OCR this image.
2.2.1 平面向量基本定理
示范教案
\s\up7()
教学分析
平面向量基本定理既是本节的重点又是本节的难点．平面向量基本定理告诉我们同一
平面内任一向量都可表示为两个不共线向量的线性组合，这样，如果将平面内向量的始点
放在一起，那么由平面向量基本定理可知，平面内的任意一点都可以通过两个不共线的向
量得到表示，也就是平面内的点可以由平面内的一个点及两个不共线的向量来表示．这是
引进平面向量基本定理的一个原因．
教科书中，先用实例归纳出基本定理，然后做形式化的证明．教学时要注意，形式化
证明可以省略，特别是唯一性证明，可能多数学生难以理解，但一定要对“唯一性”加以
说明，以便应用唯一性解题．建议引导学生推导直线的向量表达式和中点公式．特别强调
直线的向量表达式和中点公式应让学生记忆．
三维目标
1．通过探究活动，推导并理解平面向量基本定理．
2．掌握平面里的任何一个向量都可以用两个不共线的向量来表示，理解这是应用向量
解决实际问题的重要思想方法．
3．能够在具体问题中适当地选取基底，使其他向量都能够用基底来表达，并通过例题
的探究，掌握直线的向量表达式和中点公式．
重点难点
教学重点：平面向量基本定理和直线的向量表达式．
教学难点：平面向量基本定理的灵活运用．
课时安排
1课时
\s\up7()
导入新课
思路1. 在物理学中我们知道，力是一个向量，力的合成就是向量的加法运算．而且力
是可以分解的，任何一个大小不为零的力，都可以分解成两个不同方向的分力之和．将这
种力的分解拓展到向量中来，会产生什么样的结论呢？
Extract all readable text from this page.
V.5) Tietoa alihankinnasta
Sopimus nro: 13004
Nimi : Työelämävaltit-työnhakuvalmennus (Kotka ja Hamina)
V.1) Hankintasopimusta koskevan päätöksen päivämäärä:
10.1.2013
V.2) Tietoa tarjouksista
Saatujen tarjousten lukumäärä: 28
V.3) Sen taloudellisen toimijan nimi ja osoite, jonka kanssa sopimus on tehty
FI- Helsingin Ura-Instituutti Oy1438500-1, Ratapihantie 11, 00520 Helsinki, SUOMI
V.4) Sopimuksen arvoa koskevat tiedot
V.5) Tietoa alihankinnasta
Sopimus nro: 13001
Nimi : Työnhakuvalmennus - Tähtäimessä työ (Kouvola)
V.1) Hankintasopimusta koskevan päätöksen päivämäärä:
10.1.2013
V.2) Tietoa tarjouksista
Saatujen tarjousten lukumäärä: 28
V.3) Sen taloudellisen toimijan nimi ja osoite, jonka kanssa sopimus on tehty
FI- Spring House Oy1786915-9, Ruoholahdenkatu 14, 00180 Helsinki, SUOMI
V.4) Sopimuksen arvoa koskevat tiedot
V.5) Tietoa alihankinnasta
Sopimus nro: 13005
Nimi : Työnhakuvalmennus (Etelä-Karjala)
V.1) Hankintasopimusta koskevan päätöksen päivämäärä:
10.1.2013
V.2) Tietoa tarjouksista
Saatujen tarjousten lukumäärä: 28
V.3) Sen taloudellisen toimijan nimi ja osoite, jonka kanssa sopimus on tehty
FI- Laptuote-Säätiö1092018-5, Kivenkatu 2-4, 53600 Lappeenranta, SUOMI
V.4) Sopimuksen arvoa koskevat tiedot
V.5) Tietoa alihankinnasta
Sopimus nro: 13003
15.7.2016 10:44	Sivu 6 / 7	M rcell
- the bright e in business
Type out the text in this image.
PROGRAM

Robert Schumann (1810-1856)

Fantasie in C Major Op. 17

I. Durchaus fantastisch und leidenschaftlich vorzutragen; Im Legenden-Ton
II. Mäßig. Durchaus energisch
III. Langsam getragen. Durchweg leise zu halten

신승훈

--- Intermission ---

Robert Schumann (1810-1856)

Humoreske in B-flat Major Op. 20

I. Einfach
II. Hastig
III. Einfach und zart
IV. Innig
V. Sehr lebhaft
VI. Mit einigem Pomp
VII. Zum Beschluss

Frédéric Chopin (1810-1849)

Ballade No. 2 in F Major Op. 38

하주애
- - - - - - -
— Aim —
Output only the lines running from the line with "Type out the text in this image." through the final line of the data, inclusive.

— Result —
Type out the text in this image.
PROGRAM

Robert Schumann (1810-1856)

Fantasie in C Major Op. 17

I. Durchaus fantastisch und leidenschaftlich vorzutragen; Im Legenden-Ton
II. Mäßig. Durchaus energisch
III. Langsam getragen. Durchweg leise zu halten

신승훈

--- Intermission ---

Robert Schumann (1810-1856)

Humoreske in B-flat Major Op. 20

I. Einfach
II. Hastig
III. Einfach und zart
IV. Innig
V. Sehr lebhaft
VI. Mit einigem Pomp
VII. Zum Beschluss

Frédéric Chopin (1810-1849)

Ballade No. 2 in F Major Op. 38

하주애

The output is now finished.